* Direction: Look through the listing and locate every line containing the word "from"; copy those lines.

* Material provided:
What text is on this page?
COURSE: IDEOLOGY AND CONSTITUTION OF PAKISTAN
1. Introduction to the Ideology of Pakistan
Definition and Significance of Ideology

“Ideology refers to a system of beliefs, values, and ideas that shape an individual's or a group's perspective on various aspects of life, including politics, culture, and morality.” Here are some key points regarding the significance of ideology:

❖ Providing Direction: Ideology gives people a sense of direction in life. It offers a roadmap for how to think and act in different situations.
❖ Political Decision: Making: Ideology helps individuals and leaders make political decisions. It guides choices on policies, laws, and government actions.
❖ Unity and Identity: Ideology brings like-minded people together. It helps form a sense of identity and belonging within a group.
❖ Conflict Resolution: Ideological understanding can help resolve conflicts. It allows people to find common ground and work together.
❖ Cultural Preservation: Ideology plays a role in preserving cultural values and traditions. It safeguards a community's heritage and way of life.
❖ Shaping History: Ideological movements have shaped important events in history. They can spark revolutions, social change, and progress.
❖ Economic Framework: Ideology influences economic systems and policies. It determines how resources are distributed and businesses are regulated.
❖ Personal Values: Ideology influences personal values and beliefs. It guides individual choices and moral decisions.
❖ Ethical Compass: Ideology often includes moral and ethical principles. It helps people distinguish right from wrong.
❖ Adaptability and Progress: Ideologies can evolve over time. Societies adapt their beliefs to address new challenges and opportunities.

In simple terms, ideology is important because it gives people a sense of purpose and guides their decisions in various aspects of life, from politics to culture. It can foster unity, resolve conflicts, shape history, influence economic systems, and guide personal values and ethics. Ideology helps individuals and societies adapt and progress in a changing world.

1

...

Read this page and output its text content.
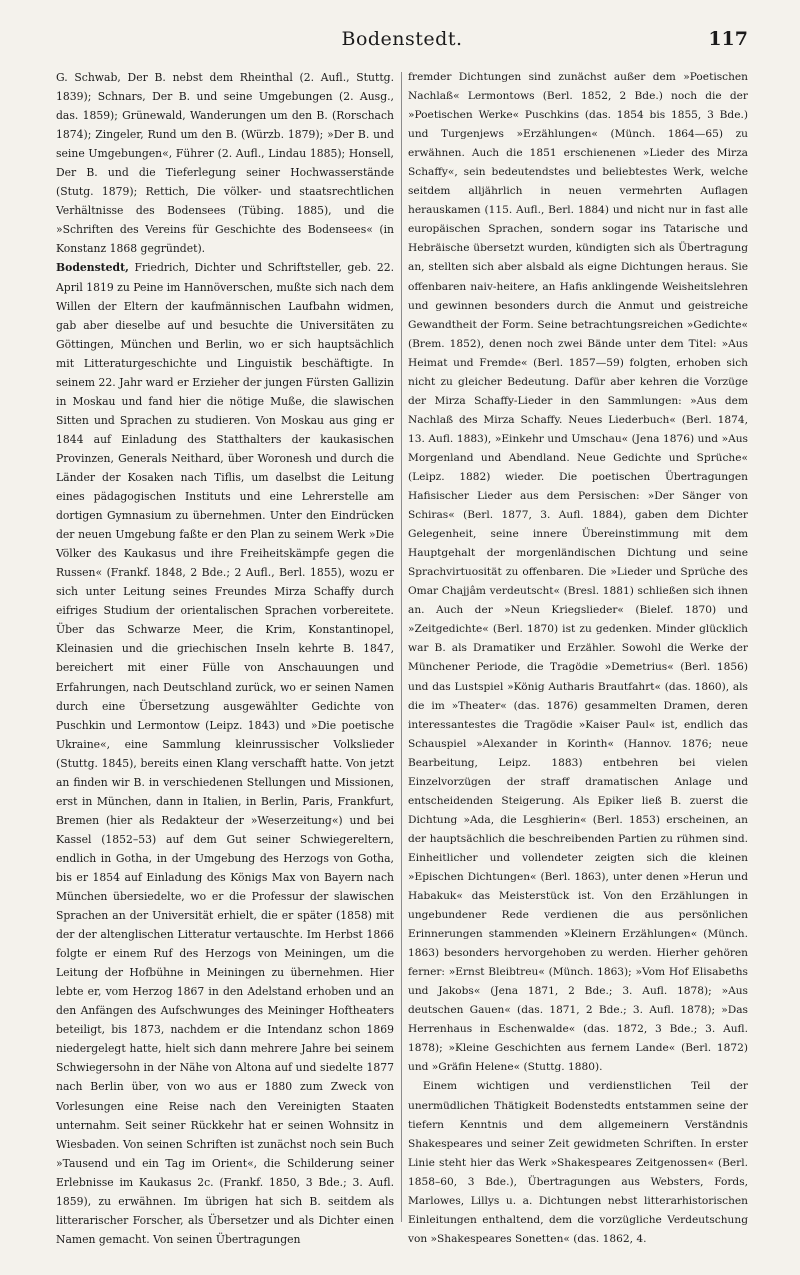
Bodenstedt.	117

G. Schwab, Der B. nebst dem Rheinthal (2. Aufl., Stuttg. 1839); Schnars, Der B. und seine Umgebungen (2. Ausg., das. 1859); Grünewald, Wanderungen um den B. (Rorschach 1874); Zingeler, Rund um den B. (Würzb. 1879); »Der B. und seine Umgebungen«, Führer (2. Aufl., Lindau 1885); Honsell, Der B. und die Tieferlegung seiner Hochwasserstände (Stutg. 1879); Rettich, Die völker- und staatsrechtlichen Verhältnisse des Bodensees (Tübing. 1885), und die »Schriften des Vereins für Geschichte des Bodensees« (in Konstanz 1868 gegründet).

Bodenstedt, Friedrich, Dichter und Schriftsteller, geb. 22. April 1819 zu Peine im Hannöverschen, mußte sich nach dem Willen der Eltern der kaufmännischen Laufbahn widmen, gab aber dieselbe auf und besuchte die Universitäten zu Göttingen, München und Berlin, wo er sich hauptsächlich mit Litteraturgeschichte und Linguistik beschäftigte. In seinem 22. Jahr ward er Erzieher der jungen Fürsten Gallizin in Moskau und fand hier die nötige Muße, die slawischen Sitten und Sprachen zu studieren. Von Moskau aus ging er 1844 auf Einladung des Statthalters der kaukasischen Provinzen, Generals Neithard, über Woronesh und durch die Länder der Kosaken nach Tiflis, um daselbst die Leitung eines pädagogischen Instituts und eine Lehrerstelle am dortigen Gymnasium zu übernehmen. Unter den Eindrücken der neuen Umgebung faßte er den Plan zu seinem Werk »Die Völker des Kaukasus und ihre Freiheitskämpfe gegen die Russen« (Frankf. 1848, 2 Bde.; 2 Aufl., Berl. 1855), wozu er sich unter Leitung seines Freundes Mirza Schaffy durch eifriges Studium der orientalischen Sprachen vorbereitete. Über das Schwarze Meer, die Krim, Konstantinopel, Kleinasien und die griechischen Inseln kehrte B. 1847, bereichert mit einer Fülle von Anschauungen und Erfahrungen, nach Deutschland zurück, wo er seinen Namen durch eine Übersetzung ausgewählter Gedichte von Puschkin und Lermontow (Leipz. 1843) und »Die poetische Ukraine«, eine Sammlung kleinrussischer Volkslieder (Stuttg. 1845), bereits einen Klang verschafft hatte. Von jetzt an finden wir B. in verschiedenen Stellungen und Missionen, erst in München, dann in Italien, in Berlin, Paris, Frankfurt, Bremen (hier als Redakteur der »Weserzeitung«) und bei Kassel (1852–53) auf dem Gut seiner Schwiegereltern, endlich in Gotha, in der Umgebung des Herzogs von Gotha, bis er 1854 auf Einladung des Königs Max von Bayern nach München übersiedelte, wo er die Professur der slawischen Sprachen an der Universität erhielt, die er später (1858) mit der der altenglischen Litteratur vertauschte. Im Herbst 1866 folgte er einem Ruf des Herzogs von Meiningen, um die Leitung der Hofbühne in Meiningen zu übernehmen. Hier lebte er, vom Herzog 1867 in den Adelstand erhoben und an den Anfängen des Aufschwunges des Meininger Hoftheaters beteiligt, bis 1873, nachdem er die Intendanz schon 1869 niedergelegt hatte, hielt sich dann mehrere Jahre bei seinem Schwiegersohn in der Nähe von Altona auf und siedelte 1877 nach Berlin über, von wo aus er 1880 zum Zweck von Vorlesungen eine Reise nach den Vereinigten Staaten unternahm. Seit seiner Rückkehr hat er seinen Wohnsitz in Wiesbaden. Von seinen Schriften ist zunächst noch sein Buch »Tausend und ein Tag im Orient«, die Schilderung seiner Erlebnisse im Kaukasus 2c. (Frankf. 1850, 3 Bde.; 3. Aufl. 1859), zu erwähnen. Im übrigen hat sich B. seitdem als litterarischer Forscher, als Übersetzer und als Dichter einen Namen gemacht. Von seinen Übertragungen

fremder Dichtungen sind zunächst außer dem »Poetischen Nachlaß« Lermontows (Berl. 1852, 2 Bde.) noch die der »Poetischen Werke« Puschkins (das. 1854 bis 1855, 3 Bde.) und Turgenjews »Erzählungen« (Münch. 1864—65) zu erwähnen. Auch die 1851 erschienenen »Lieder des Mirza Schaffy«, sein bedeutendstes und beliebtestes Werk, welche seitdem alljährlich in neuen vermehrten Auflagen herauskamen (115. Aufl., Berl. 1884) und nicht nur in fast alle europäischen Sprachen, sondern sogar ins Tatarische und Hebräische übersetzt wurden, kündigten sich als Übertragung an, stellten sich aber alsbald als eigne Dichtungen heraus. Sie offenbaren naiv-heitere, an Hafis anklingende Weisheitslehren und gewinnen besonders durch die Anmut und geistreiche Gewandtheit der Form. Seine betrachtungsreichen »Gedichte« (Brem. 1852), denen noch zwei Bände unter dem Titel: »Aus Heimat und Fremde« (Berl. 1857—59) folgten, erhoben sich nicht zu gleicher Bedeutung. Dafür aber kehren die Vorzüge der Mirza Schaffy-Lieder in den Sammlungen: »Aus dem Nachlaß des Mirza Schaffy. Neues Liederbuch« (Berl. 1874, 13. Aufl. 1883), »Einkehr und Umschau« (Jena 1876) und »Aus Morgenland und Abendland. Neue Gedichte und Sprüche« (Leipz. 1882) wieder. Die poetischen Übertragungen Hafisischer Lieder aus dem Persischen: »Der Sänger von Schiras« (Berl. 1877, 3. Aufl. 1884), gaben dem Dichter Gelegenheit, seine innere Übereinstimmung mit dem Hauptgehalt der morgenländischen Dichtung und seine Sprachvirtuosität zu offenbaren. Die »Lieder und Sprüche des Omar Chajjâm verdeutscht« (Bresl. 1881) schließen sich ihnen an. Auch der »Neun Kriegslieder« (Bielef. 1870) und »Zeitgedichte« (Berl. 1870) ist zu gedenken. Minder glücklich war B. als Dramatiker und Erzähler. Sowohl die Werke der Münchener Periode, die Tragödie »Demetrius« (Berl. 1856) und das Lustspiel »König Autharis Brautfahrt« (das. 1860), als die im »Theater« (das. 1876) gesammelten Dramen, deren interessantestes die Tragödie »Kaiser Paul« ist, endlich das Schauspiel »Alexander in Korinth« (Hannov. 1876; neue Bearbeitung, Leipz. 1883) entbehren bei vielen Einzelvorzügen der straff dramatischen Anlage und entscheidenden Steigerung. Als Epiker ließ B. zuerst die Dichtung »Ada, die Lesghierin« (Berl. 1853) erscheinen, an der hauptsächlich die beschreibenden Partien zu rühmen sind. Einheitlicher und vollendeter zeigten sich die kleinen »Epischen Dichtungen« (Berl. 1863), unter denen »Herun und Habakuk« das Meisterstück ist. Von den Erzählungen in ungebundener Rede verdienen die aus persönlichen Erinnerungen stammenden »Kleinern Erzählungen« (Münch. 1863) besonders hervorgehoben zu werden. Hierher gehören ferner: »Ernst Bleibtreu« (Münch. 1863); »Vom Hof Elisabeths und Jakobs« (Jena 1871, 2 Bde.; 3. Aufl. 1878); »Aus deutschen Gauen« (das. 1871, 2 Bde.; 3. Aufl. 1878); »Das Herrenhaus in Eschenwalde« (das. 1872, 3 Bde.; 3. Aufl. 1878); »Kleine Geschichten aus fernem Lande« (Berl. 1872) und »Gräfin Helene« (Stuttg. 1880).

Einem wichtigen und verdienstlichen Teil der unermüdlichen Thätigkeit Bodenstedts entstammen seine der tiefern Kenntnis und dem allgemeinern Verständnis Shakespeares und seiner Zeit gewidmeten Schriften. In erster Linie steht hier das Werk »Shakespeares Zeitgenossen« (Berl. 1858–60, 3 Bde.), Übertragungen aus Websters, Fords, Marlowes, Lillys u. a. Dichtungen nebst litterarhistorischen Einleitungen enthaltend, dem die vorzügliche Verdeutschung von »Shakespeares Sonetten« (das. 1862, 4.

* Task output:
❖ Ethical Compass: Ideology often includes moral and ethical principles. It helps people distinguish right from wrong.
In simple terms, ideology is important because it gives people a sense of purpose and guides their decisions in various aspects of life, from politics to culture. It can foster unity, resolve conflicts, shape history, influence economic systems, and guide personal values and ethics. Ideology helps individuals and societies adapt and progress in a changing world.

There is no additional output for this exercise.